— The data —
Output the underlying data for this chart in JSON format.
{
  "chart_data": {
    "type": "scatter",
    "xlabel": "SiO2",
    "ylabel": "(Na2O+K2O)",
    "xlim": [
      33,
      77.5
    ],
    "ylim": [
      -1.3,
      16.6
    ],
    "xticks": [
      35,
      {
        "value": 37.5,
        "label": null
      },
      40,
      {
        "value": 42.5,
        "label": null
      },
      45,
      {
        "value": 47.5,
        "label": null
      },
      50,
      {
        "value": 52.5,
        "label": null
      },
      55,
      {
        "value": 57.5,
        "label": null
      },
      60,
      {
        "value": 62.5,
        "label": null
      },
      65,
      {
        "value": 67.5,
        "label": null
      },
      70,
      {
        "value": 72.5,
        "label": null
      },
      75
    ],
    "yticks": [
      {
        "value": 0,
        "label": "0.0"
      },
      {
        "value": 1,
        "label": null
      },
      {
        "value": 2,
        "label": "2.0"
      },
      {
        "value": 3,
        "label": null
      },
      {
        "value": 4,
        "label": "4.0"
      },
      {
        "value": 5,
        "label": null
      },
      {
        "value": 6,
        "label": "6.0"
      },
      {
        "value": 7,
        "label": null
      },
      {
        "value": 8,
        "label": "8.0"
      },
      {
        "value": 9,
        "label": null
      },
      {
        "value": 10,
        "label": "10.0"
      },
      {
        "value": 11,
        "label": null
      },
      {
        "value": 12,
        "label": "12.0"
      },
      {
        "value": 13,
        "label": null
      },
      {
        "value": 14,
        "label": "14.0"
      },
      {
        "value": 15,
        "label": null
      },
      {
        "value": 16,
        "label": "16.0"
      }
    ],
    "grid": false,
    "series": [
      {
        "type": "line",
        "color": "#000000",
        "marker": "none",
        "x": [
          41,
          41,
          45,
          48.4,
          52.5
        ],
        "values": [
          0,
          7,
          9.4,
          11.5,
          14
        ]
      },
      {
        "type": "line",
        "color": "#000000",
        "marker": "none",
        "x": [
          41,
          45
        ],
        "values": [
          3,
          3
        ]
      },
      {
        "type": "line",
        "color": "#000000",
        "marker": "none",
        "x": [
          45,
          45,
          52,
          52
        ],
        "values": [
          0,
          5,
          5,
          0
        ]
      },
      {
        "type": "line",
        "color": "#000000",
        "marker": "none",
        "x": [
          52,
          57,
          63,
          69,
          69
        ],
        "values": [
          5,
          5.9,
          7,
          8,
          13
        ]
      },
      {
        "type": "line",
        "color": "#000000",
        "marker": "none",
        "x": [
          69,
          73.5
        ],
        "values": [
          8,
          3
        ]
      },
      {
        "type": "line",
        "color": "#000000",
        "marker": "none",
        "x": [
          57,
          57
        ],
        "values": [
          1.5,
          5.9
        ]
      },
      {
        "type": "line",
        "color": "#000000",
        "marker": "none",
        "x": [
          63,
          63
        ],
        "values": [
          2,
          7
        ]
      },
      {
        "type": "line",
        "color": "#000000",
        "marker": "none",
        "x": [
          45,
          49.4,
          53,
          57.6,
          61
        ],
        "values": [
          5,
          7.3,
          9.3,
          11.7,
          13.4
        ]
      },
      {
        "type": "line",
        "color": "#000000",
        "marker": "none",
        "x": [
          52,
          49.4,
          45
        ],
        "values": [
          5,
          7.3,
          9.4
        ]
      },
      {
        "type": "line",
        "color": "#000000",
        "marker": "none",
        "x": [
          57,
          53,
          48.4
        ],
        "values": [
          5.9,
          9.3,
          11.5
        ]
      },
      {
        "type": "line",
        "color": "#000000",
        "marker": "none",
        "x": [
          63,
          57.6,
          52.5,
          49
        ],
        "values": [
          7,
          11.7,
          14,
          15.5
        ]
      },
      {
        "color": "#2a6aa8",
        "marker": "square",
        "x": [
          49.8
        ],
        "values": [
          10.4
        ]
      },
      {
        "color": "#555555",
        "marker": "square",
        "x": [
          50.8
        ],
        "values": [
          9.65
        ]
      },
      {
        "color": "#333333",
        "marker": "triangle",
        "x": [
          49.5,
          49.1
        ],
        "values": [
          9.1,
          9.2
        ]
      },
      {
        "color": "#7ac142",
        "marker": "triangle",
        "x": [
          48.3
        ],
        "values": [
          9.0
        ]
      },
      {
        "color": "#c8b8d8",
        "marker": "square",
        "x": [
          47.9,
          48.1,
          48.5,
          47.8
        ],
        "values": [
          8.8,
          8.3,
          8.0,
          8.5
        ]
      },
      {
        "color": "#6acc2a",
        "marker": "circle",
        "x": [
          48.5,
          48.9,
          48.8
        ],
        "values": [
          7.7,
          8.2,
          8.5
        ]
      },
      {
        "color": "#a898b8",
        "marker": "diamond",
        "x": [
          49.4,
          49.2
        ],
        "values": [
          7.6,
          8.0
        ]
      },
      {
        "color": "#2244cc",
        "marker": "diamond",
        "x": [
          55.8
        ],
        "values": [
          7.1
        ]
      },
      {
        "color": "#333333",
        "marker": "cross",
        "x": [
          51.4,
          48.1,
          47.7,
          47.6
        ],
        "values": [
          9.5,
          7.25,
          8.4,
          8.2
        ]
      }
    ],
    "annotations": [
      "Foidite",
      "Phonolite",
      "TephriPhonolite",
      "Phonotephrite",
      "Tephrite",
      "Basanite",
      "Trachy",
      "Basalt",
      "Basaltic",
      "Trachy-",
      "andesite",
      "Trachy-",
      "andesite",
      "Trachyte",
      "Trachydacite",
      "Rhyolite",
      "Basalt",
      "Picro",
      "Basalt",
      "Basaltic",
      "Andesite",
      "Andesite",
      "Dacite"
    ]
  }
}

— Set exercise —
Write out the whole listing again, exactly as it stands.

— Reply —
Output the underlying data for this chart in JSON format.
{
  "chart_data": {
    "type": "scatter",
    "xlabel": "SiO2",
    "ylabel": "(Na2O+K2O)",
    "xlim": [
      33,
      77.5
    ],
    "ylim": [
      -1.3,
      16.6
    ],
    "xticks": [
      35,
      {
        "value": 37.5,
        "label": null
      },
      40,
      {
        "value": 42.5,
        "label": null
      },
      45,
      {
        "value": 47.5,
        "label": null
      },
      50,
      {
        "value": 52.5,
        "label": null
      },
      55,
      {
        "value": 57.5,
        "label": null
      },
      60,
      {
        "value": 62.5,
        "label": null
      },
      65,
      {
        "value": 67.5,
        "label": null
      },
      70,
      {
        "value": 72.5,
        "label": null
      },
      75
    ],
    "yticks": [
      {
        "value": 0,
        "label": "0.0"
      },
      {
        "value": 1,
        "label": null
      },
      {
        "value": 2,
        "label": "2.0"
      },
      {
        "value": 3,
        "label": null
      },
      {
        "value": 4,
        "label": "4.0"
      },
      {
        "value": 5,
        "label": null
      },
      {
        "value": 6,
        "label": "6.0"
      },
      {
        "value": 7,
        "label": null
      },
      {
        "value": 8,
        "label": "8.0"
      },
      {
        "value": 9,
        "label": null
      },
      {
        "value": 10,
        "label": "10.0"
      },
      {
        "value": 11,
        "label": null
      },
      {
        "value": 12,
        "label": "12.0"
      },
      {
        "value": 13,
        "label": null
      },
      {
        "value": 14,
        "label": "14.0"
      },
      {
        "value": 15,
        "label": null
      },
      {
        "value": 16,
        "label": "16.0"
      }
    ],
    "grid": false,
    "series": [
      {
        "type": "line",
        "color": "#000000",
        "marker": "none",
        "x": [
          41,
          41,
          45,
          48.4,
          52.5
        ],
        "values": [
          0,
          7,
          9.4,
          11.5,
          14
        ]
      },
      {
        "type": "line",
        "color": "#000000",
        "marker": "none",
        "x": [
          41,
          45
        ],
        "values": [
          3,
          3
        ]
      },
      {
        "type": "line",
        "color": "#000000",
        "marker": "none",
        "x": [
          45,
          45,
          52,
          52
        ],
        "values": [
          0,
          5,
          5,
          0
        ]
      },
      {
        "type": "line",
        "color": "#000000",
        "marker": "none",
        "x": [
          52,
          57,
          63,
          69,
          69
        ],
        "values": [
          5,
          5.9,
          7,
          8,
          13
        ]
      },
      {
        "type": "line",
        "color": "#000000",
        "marker": "none",
        "x": [
          69,
          73.5
        ],
        "values": [
          8,
          3
        ]
      },
      {
        "type": "line",
        "color": "#000000",
        "marker": "none",
        "x": [
          57,
          57
        ],
        "values": [
          1.5,
          5.9
        ]
      },
      {
        "type": "line",
        "color": "#000000",
        "marker": "none",
        "x": [
          63,
          63
        ],
        "values": [
          2,
          7
        ]
      },
      {
        "type": "line",
        "color": "#000000",
        "marker": "none",
        "x": [
          45,
          49.4,
          53,
          57.6,
          61
        ],
        "values": [
          5,
          7.3,
          9.3,
          11.7,
          13.4
        ]
      },
      {
        "type": "line",
        "color": "#000000",
        "marker": "none",
        "x": [
          52,
          49.4,
          45
        ],
        "values": [
          5,
          7.3,
          9.4
        ]
      },
      {
        "type": "line",
        "color": "#000000",
        "marker": "none",
        "x": [
          57,
          53,
          48.4
        ],
        "values": [
          5.9,
          9.3,
          11.5
        ]
      },
      {
        "type": "line",
        "color": "#000000",
        "marker": "none",
        "x": [
          63,
          57.6,
          52.5,
          49
        ],
        "values": [
          7,
          11.7,
          14,
          15.5
        ]
      },
      {
        "color": "#2a6aa8",
        "marker": "square",
        "x": [
          49.8
        ],
        "values": [
          10.4
        ]
      },
      {
        "color": "#555555",
        "marker": "square",
        "x": [
          50.8
        ],
        "values": [
          9.65
        ]
      },
      {
        "color": "#333333",
        "marker": "triangle",
        "x": [
          49.5,
          49.1
        ],
        "values": [
          9.1,
          9.2
        ]
      },
      {
        "color": "#7ac142",
        "marker": "triangle",
        "x": [
          48.3
        ],
        "values": [
          9.0
        ]
      },
      {
        "color": "#c8b8d8",
        "marker": "square",
        "x": [
          47.9,
          48.1,
          48.5,
          47.8
        ],
        "values": [
          8.8,
          8.3,
          8.0,
          8.5
        ]
      },
      {
        "color": "#6acc2a",
        "marker": "circle",
        "x": [
          48.5,
          48.9,
          48.8
        ],
        "values": [
          7.7,
          8.2,
          8.5
        ]
      },
      {
        "color": "#a898b8",
        "marker": "diamond",
        "x": [
          49.4,
          49.2
        ],
        "values": [
          7.6,
          8.0
        ]
      },
      {
        "color": "#2244cc",
        "marker": "diamond",
        "x": [
          55.8
        ],
        "values": [
          7.1
        ]
      },
      {
        "color": "#333333",
        "marker": "cross",
        "x": [
          51.4,
          48.1,
          47.7,
          47.6
        ],
        "values": [
          9.5,
          7.25,
          8.4,
          8.2
        ]
      }
    ],
    "annotations": [
      "Foidite",
      "Phonolite",
      "TephriPhonolite",
      "Phonotephrite",
      "Tephrite",
      "Basanite",
      "Trachy",
      "Basalt",
      "Basaltic",
      "Trachy-",
      "andesite",
      "Trachy-",
      "andesite",
      "Trachyte",
      "Trachydacite",
      "Rhyolite",
      "Basalt",
      "Picro",
      "Basalt",
      "Basaltic",
      "Andesite",
      "Andesite",
      "Dacite"
    ]
  }
}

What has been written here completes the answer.